*Short task*
Each entry needs to be restated exactly as written.

(Dataset rows about figures)
==================================================
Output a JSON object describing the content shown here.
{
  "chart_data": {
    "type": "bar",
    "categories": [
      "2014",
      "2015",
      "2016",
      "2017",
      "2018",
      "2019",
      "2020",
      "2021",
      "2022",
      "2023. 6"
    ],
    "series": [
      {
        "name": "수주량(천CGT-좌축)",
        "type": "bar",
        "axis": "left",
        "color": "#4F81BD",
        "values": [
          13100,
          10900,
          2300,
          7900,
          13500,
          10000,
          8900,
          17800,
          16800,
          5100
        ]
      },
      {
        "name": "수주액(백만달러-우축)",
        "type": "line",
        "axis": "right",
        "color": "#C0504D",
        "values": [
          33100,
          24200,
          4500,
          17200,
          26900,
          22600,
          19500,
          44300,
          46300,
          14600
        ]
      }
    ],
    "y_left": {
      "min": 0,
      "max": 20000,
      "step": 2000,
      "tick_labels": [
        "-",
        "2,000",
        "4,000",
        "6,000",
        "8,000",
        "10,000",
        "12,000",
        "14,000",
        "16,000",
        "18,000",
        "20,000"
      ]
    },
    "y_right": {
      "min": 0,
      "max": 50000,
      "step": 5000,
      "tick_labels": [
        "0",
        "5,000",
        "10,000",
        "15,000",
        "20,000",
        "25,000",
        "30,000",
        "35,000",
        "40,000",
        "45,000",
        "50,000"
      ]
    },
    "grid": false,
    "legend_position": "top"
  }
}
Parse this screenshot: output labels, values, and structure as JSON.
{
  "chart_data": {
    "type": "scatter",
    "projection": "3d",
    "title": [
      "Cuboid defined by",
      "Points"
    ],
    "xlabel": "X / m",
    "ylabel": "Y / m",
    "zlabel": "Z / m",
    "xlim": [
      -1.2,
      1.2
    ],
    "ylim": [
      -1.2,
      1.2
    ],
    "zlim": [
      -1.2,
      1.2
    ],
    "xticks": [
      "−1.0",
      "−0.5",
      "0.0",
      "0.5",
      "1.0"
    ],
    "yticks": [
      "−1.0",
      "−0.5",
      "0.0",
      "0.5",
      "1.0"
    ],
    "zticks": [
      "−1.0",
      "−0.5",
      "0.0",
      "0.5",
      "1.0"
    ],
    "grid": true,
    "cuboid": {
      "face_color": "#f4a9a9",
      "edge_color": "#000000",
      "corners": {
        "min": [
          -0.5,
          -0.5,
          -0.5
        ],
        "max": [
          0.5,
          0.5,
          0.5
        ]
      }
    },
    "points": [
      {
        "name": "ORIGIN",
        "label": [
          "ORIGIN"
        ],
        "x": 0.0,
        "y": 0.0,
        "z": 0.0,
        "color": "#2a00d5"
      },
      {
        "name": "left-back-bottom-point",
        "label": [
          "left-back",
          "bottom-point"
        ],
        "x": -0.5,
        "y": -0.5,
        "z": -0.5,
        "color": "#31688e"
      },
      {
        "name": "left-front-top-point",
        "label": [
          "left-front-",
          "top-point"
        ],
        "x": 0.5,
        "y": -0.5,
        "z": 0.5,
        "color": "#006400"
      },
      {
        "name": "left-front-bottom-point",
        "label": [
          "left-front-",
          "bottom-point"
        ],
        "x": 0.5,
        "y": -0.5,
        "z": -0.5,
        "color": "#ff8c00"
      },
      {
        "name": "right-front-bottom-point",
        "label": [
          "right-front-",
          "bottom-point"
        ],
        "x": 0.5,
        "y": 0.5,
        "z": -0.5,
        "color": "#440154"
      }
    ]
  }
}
==================================================
*Answer to this problem*
Output a JSON object describing the content shown here.
{
  "chart_data": {
    "type": "bar",
    "categories": [
      "2014",
      "2015",
      "2016",
      "2017",
      "2018",
      "2019",
      "2020",
      "2021",
      "2022",
      "2023. 6"
    ],
    "series": [
      {
        "name": "수주량(천CGT-좌축)",
        "type": "bar",
        "axis": "left",
        "color": "#4F81BD",
        "values": [
          13100,
          10900,
          2300,
          7900,
          13500,
          10000,
          8900,
          17800,
          16800,
          5100
        ]
      },
      {
        "name": "수주액(백만달러-우축)",
        "type": "line",
        "axis": "right",
        "color": "#C0504D",
        "values": [
          33100,
          24200,
          4500,
          17200,
          26900,
          22600,
          19500,
          44300,
          46300,
          14600
        ]
      }
    ],
    "y_left": {
      "min": 0,
      "max": 20000,
      "step": 2000,
      "tick_labels": [
        "-",
        "2,000",
        "4,000",
        "6,000",
        "8,000",
        "10,000",
        "12,000",
        "14,000",
        "16,000",
        "18,000",
        "20,000"
      ]
    },
    "y_right": {
      "min": 0,
      "max": 50000,
      "step": 5000,
      "tick_labels": [
        "0",
        "5,000",
        "10,000",
        "15,000",
        "20,000",
        "25,000",
        "30,000",
        "35,000",
        "40,000",
        "45,000",
        "50,000"
      ]
    },
    "grid": false,
    "legend_position": "top"
  }
}
Parse this screenshot: output labels, values, and structure as JSON.
{
  "chart_data": {
    "type": "scatter",
    "projection": "3d",
    "title": [
      "Cuboid defined by",
      "Points"
    ],
    "xlabel": "X / m",
    "ylabel": "Y / m",
    "zlabel": "Z / m",
    "xlim": [
      -1.2,
      1.2
    ],
    "ylim": [
      -1.2,
      1.2
    ],
    "zlim": [
      -1.2,
      1.2
    ],
    "xticks": [
      "−1.0",
      "−0.5",
      "0.0",
      "0.5",
      "1.0"
    ],
    "yticks": [
      "−1.0",
      "−0.5",
      "0.0",
      "0.5",
      "1.0"
    ],
    "zticks": [
      "−1.0",
      "−0.5",
      "0.0",
      "0.5",
      "1.0"
    ],
    "grid": true,
    "cuboid": {
      "face_color": "#f4a9a9",
      "edge_color": "#000000",
      "corners": {
        "min": [
          -0.5,
          -0.5,
          -0.5
        ],
        "max": [
          0.5,
          0.5,
          0.5
        ]
      }
    },
    "points": [
      {
        "name": "ORIGIN",
        "label": [
          "ORIGIN"
        ],
        "x": 0.0,
        "y": 0.0,
        "z": 0.0,
        "color": "#2a00d5"
      },
      {
        "name": "left-back-bottom-point",
        "label": [
          "left-back",
          "bottom-point"
        ],
        "x": -0.5,
        "y": -0.5,
        "z": -0.5,
        "color": "#31688e"
      },
      {
        "name": "left-front-top-point",
        "label": [
          "left-front-",
          "top-point"
        ],
        "x": 0.5,
        "y": -0.5,
        "z": 0.5,
        "color": "#006400"
      },
      {
        "name": "left-front-bottom-point",
        "label": [
          "left-front-",
          "bottom-point"
        ],
        "x": 0.5,
        "y": -0.5,
        "z": -0.5,
        "color": "#ff8c00"
      },
      {
        "name": "right-front-bottom-point",
        "label": [
          "right-front-",
          "bottom-point"
        ],
        "x": 0.5,
        "y": 0.5,
        "z": -0.5,
        "color": "#440154"
      }
    ]
  }
}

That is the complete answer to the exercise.